> [EXERCISE]
Sift the listing for lines that hold the string "Mansion" and pull them out.

----- RECORDS PROVIDED -----

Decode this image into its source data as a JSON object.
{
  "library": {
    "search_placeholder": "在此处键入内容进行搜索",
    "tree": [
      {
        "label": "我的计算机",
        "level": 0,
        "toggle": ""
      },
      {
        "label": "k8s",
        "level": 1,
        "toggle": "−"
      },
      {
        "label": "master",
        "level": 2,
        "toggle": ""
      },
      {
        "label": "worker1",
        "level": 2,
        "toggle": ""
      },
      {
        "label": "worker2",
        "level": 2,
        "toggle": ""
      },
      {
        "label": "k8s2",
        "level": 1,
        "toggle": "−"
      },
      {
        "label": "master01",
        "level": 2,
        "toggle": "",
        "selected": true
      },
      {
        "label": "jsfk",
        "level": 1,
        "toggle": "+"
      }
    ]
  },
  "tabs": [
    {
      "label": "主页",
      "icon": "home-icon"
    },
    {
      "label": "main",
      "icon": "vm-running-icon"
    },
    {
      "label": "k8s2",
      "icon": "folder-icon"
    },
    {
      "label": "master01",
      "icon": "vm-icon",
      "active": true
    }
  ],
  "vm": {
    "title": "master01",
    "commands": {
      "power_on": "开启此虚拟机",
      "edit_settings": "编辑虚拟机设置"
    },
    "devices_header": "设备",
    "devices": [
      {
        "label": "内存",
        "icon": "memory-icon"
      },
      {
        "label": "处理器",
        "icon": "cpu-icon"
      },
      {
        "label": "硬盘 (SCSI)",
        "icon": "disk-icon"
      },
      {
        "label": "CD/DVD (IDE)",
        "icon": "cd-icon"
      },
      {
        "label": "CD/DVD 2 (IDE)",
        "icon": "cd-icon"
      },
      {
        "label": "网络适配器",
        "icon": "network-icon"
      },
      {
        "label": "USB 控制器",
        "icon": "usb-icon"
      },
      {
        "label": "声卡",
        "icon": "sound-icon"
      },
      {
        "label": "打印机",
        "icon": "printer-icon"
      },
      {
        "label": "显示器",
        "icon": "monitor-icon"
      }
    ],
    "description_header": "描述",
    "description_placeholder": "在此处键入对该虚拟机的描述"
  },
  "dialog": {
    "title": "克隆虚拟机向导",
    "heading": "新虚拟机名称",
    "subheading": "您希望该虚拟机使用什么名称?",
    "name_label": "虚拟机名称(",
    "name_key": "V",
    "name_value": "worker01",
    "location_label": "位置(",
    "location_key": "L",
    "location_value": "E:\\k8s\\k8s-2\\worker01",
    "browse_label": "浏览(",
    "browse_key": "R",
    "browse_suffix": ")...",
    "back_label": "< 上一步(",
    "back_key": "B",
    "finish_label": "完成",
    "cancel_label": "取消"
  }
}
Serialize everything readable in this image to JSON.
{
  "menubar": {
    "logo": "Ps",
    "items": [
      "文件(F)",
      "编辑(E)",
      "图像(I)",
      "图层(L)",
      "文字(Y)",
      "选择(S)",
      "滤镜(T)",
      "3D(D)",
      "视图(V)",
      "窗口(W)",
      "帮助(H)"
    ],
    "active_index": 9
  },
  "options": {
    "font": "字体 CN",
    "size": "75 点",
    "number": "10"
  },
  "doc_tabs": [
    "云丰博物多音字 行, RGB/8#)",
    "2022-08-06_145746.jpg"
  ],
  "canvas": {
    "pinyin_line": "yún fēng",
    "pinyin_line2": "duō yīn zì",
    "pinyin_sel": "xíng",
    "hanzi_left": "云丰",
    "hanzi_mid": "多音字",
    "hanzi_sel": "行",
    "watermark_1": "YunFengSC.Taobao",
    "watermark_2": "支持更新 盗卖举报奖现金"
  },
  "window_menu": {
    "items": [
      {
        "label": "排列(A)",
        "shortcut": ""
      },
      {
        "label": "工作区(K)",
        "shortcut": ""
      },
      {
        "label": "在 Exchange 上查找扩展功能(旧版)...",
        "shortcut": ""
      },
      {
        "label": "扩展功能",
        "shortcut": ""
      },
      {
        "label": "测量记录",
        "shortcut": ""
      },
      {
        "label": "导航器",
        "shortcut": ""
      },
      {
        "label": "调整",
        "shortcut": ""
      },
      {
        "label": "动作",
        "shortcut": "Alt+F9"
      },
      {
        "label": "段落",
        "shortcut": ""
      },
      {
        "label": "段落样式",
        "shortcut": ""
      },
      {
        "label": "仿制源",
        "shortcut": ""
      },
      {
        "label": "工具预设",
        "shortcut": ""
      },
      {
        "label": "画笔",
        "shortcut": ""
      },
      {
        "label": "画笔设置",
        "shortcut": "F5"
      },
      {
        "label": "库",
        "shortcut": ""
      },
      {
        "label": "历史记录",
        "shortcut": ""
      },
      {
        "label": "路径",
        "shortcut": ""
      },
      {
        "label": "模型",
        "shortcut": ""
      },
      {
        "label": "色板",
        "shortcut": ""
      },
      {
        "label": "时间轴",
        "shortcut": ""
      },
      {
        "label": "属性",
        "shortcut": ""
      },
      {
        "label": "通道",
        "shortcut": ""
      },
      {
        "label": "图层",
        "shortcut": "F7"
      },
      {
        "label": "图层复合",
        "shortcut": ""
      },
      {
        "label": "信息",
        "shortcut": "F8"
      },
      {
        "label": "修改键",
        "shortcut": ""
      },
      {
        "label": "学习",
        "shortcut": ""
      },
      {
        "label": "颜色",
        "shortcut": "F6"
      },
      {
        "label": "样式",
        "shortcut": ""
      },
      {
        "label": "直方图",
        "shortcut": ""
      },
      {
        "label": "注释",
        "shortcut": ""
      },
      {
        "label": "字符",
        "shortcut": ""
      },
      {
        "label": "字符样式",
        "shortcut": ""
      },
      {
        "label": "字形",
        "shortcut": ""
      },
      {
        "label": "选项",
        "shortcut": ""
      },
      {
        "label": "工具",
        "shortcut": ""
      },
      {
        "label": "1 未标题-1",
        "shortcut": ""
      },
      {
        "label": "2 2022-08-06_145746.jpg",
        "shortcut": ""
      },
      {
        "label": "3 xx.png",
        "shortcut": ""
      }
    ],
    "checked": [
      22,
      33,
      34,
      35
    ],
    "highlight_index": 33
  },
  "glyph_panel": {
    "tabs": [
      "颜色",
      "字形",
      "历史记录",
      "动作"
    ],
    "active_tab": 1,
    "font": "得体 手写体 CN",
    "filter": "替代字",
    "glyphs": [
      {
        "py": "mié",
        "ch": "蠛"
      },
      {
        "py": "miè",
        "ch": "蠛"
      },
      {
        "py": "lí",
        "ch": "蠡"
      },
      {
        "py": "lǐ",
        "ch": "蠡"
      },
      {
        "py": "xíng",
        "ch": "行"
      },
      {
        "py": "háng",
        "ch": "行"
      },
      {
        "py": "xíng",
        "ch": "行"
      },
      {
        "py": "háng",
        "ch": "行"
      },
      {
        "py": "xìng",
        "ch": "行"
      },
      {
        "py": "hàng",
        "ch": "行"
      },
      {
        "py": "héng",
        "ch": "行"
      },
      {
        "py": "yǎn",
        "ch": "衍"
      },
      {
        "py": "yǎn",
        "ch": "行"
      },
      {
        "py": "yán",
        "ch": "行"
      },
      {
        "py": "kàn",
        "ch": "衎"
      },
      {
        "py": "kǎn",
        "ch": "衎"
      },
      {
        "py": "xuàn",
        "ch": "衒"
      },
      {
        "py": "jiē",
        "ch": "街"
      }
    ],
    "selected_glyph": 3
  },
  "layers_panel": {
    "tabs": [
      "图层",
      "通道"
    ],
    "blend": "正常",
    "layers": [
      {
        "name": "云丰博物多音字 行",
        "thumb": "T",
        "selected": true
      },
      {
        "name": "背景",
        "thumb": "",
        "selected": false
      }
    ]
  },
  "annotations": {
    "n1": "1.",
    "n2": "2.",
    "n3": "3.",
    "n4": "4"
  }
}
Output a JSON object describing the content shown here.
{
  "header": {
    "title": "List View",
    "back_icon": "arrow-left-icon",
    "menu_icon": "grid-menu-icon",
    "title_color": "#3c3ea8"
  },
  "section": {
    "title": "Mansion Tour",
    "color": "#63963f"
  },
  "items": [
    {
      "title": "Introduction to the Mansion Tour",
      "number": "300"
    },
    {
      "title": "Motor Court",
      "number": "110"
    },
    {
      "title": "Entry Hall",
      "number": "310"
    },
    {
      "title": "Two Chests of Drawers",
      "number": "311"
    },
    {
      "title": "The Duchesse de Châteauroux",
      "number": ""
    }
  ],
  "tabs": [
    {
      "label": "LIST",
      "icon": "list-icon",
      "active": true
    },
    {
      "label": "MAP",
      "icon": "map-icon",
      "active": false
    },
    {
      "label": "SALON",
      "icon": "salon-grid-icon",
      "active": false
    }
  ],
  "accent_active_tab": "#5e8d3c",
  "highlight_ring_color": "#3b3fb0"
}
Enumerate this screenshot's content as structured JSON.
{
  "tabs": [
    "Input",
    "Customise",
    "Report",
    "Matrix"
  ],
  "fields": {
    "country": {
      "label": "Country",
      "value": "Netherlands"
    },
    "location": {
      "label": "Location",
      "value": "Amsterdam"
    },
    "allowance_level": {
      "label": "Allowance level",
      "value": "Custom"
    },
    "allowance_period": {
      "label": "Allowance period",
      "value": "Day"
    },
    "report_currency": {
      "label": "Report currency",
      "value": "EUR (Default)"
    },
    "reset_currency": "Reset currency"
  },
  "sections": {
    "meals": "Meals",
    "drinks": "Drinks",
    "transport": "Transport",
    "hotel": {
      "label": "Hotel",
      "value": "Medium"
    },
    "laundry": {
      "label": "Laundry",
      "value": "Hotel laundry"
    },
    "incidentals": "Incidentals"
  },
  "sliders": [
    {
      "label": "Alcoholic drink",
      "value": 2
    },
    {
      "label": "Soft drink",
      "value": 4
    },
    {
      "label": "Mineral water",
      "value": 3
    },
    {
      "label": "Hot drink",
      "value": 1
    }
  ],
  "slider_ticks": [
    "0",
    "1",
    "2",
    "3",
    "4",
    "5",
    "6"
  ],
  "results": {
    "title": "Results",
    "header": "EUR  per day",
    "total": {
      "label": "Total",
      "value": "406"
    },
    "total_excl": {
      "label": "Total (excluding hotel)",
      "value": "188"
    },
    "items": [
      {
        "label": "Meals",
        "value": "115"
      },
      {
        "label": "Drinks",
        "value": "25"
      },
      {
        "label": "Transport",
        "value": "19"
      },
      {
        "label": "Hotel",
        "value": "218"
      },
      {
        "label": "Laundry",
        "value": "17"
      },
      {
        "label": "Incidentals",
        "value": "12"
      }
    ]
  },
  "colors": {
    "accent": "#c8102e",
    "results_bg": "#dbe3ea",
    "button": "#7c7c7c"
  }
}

-----

> [ANSWER TO THIS PROBLEM]
    "title": "Mansion Tour",
      "title": "Introduction to the Mansion Tour",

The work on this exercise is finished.